**Brief:** Below are the records; copy each line in which "government" occurs.

╭─ Records shown

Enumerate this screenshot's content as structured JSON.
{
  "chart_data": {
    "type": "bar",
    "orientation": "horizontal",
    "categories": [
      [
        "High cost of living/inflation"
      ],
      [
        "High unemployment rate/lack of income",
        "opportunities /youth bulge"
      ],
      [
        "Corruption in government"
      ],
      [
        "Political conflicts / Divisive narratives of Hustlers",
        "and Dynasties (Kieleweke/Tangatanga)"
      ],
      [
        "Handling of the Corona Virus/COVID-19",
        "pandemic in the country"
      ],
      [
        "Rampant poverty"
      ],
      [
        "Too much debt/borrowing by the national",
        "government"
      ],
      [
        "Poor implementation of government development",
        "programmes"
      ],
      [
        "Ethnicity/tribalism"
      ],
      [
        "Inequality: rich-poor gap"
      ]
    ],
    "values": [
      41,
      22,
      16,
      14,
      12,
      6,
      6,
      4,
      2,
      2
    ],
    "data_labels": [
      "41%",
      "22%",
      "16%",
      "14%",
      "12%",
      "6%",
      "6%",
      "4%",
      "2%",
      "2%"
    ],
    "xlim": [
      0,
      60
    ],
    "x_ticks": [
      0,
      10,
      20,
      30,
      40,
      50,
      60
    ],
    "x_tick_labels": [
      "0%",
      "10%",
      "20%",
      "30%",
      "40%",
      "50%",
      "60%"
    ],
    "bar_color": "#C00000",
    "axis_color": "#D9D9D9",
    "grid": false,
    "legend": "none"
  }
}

╰─

**Response area:**
        "Corruption in government"
        "government"
        "Poor implementation of government development",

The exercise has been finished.